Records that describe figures
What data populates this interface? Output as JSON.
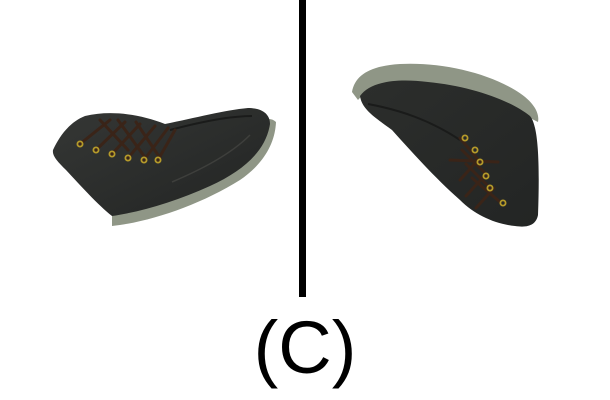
{
  "caption": "(C)",
  "colors": {
    "background": "#ffffff",
    "divider": "#000000",
    "boot_upper": "#2b2d2b",
    "boot_sole": "#8f9686",
    "laces": "#3a2418",
    "eyelets": "#b59a2a"
  },
  "panels": [
    {
      "name": "boot-left",
      "icon": "boot-icon"
    },
    {
      "name": "boot-right",
      "icon": "boot-icon"
    }
  ]
}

▶ AIM OF THE EXERCISE
Except for the pictures, reproduce every line exactly.

▶ FINISHED TASK
What data populates this interface? Output as JSON.
{
  "caption": "(C)",
  "colors": {
    "background": "#ffffff",
    "divider": "#000000",
    "boot_upper": "#2b2d2b",
    "boot_sole": "#8f9686",
    "laces": "#3a2418",
    "eyelets": "#b59a2a"
  },
  "panels": [
    {
      "name": "boot-left",
      "icon": "boot-icon"
    },
    {
      "name": "boot-right",
      "icon": "boot-icon"
    }
  ]
}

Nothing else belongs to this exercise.